• _WRITTEN EXERCISE_
Resume the article on corporate governance and shareholder activism after its last sentence, and ignore the listing that follows it.

• _PAGE EXTRACT_
········

Shareholder Activism

In this article, Pradipta Nath discusses Corporate Governance and Shareholder Activism.


The word ‘Corporate ‘means an organization or an association of person, who work together to attain a common goal. The most unique feature which set a corporate different from other is that the ‘common goal’ is linked with making profit. Hence, mere an association of person will not form a corporate. To look it like a corporate it has to be engulfed with the following features: –

  1. Organized – Unless an association of person is organized, it cannot attain the goal.
  2. Vision and mission – Like say the association of persons will have to share common vision and mission.
  3. Common goal – The association of person should work together for the attainment of common goal.
  4. Profit – Whatever the vision and mission may be, but the main feature has to be that it should be linked with making profit and not loss.
  5. Investment – In order to attain the common goal, the organization must have entered into business with an amount, better known as ‘Investment’.
  6. Policy – The organization must be not following the whims of its own. The organized feature has to be backed by a well structured policy, which is followed by the organization.

In India, the corporate obtain registration under the following laws –

  1. Municipality Act – These are State specific Acts, on which the entrepreneur took registration for obtaining Trade License and carrying out business.
  2. S&E Act – These are also state specific Act. The organization has also need to take registration under these Acts provided on completing certain eligibility conditions.

········

• _MATERIAL SHOWN_

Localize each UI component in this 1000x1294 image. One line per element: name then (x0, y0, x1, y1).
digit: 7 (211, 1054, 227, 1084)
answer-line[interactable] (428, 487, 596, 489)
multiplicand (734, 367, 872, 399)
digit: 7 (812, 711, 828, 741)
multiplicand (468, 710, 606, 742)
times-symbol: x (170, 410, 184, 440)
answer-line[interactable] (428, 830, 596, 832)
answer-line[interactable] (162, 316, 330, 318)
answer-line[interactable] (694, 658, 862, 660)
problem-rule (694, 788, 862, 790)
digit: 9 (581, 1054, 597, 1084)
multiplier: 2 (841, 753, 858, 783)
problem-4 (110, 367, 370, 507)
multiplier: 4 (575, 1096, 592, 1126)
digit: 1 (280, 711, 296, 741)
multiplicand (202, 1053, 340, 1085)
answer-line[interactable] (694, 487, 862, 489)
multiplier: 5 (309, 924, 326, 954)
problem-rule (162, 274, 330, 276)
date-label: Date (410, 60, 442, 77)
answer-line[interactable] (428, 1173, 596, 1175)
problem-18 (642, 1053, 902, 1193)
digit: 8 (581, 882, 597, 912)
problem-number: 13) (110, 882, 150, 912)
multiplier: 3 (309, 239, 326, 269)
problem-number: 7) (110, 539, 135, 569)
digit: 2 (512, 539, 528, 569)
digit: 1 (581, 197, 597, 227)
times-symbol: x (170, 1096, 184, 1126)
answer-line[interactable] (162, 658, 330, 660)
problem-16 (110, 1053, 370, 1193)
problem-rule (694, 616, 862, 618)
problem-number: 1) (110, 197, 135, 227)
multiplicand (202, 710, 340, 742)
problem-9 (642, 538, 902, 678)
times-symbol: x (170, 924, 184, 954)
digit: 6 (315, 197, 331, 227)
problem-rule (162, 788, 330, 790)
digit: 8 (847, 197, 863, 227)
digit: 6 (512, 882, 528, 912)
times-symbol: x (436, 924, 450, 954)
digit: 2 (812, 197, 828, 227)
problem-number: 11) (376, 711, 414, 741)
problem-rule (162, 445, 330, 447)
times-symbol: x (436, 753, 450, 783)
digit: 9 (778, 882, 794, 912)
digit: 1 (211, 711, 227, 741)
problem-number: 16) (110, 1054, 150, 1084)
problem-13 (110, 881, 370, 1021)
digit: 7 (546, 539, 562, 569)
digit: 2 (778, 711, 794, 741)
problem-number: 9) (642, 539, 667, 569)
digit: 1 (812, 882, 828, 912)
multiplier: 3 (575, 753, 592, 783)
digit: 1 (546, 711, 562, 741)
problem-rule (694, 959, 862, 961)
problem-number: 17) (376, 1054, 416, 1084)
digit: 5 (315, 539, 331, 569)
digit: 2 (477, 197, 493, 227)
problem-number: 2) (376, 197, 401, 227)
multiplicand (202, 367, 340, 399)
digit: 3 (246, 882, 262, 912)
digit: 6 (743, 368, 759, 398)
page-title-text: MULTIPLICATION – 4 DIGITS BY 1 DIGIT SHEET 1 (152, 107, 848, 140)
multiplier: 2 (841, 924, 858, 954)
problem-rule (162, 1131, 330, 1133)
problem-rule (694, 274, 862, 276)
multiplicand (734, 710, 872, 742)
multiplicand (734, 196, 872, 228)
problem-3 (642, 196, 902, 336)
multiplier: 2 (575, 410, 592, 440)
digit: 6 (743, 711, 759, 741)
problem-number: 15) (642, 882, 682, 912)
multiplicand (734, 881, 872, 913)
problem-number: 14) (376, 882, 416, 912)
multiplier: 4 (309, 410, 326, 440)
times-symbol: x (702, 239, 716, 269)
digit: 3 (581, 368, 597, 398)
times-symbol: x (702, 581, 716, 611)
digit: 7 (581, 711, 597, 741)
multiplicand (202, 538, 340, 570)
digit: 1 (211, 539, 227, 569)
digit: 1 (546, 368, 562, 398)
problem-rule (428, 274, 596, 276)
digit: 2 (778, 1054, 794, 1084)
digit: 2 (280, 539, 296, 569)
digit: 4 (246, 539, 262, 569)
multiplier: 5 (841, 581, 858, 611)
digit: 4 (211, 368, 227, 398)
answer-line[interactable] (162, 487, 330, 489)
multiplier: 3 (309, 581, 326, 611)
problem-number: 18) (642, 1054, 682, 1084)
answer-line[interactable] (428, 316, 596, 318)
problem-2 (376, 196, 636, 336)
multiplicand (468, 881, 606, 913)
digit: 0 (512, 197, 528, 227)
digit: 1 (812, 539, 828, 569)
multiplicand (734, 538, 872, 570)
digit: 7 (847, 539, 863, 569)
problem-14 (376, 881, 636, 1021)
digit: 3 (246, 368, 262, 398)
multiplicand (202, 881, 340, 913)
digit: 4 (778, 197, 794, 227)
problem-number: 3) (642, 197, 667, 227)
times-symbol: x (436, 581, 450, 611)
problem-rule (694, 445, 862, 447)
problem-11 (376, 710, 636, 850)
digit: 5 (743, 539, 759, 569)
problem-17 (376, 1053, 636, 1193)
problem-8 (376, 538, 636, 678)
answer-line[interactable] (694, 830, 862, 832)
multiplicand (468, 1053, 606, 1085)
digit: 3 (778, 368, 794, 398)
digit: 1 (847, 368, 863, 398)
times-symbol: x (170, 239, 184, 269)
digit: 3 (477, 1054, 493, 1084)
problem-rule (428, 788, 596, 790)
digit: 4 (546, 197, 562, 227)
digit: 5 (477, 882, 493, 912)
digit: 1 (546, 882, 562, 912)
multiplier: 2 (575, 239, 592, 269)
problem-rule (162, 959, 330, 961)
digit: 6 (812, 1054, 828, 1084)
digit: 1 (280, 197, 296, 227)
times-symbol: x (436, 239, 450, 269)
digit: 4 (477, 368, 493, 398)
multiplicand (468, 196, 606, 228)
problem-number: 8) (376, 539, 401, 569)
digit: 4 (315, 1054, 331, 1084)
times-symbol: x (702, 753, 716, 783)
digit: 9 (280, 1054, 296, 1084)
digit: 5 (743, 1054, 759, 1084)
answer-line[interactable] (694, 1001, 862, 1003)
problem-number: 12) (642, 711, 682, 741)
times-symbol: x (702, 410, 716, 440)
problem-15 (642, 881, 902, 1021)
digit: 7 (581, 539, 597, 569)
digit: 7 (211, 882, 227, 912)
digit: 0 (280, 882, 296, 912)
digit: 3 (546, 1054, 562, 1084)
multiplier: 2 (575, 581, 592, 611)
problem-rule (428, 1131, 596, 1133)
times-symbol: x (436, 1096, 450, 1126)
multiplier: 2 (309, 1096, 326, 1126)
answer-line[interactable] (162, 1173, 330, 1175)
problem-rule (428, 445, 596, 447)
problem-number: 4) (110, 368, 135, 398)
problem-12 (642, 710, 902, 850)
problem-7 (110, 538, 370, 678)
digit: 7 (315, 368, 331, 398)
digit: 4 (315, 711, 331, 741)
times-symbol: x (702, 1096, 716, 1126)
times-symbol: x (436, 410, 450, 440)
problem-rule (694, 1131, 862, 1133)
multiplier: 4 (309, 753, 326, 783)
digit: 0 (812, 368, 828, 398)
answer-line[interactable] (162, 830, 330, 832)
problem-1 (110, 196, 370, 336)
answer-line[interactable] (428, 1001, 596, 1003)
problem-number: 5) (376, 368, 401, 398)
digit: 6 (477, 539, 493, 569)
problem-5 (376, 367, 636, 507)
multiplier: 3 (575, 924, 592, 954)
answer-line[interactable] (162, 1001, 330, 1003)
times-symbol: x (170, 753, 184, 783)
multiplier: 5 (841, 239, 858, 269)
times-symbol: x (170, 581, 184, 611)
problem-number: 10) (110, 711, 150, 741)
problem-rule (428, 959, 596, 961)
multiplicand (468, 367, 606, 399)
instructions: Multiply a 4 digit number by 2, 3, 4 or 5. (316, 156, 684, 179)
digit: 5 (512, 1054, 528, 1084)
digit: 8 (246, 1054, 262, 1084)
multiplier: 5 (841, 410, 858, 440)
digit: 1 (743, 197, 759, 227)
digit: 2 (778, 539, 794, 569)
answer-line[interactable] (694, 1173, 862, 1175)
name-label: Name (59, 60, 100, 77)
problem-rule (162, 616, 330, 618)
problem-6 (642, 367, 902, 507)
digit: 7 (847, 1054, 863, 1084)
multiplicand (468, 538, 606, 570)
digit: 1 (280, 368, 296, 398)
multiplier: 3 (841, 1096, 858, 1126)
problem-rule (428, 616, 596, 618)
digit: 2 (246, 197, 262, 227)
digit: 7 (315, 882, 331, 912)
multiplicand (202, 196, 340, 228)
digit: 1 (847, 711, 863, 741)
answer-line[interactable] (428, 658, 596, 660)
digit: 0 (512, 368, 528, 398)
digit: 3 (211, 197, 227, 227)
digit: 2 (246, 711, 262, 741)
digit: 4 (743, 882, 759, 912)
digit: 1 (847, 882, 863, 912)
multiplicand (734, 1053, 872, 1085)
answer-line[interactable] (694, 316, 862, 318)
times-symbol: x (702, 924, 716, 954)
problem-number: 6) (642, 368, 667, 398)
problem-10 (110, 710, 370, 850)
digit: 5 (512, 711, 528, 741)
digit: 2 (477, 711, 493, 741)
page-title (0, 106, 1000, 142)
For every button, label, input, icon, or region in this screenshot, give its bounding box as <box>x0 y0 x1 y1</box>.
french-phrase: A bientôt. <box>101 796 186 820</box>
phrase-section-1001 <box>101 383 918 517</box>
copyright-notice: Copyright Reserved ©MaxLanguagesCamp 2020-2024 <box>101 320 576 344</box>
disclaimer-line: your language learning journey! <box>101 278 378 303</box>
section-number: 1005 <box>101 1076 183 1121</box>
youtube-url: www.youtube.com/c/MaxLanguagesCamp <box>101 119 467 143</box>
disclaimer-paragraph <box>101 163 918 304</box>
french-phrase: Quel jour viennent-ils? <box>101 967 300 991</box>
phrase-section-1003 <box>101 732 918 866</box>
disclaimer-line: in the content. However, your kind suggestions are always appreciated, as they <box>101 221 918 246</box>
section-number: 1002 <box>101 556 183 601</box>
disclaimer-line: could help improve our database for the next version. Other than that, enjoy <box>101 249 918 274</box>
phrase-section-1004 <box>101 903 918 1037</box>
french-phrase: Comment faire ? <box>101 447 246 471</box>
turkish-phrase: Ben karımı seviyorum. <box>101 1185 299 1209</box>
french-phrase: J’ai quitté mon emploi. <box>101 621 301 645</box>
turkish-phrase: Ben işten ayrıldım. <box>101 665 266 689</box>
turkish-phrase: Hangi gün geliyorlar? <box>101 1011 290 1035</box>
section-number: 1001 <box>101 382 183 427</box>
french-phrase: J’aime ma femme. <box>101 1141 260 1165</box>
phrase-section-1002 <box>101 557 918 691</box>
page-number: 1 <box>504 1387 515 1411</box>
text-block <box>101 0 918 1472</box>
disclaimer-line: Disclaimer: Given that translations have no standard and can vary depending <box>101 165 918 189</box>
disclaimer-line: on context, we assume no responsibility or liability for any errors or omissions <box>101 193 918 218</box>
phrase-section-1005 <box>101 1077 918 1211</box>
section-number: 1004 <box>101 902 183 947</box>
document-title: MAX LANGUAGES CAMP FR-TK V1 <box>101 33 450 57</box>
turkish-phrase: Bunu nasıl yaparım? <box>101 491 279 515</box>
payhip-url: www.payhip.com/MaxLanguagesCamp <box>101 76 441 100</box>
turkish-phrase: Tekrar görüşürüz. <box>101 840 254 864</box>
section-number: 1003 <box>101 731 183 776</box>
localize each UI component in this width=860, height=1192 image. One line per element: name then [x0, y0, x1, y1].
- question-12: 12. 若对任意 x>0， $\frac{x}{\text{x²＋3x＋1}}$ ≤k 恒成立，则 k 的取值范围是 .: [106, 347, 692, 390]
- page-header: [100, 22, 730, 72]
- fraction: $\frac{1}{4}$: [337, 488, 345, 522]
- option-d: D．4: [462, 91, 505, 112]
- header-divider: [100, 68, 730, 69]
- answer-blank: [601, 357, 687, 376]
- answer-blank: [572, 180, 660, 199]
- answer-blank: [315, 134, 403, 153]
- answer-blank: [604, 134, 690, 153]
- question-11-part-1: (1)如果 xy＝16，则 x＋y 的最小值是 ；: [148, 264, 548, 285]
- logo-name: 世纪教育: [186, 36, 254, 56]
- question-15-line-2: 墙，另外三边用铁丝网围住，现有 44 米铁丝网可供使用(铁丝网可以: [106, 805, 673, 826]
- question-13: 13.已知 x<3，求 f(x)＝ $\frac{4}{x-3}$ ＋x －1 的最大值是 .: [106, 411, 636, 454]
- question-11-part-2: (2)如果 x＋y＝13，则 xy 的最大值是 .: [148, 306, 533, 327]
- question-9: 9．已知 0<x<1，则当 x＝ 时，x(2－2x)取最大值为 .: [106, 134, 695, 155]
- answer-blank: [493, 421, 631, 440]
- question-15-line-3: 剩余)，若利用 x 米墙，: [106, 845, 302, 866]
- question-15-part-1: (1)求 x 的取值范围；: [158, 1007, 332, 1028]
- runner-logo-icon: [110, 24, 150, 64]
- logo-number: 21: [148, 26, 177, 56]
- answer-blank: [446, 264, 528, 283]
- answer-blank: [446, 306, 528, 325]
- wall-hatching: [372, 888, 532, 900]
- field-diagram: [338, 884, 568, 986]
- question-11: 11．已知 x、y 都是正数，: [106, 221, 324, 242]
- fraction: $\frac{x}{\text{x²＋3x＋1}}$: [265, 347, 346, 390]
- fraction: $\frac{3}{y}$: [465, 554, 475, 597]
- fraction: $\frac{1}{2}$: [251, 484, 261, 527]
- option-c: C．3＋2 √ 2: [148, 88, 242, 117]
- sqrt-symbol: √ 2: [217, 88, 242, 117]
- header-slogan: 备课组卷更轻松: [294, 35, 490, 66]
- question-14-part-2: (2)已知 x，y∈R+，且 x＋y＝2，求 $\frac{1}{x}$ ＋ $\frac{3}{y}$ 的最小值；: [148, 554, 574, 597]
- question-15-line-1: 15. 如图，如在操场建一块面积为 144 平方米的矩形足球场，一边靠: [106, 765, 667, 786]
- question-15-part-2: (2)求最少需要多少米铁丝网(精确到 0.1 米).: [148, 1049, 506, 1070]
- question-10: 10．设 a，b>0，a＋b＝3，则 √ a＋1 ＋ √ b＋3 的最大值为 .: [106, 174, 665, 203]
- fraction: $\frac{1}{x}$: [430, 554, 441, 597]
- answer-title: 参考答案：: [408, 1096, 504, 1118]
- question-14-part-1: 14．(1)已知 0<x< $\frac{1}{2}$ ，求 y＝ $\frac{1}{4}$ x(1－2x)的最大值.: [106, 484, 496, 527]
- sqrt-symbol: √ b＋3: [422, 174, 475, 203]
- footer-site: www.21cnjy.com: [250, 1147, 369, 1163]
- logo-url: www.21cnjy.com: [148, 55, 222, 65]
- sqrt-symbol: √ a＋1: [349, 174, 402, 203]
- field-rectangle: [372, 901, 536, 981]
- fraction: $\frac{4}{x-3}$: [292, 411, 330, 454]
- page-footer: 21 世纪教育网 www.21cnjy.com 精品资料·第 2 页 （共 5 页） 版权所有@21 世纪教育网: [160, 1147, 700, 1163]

········

• _THE ANSWER_
  3. Welfare Laws – These are often called as the Labour Laws. The organizations also need to obtain registration under the welfare Acts which are implemented and executed time to time by the Government.
  4. Companies Act – This is the most important Act concerning to the Corporate. The Organization gets registered in the Registrar of Companies under the Companies Act.
  5. Limited Liability Partnership Act – For the purpose of ease of doing business, the Government in-order to attract more young entrepreneurs introduces the LLP Act. An important feature of this Act is that though the registration process is not guided by the Companies Act, but the registration process has been entrusted with the ROC of Companies Act.

The reason why the Corporate obtain registration under the above mentioned laws because of legal sanction. Here it is noteworthy to mention that here also in this case we are getting the ‘Rule of Law’ concept. As if anybody wants to start a corporate, it has to obtain registration under the Laws of the land else the law will impose legal risk on the body.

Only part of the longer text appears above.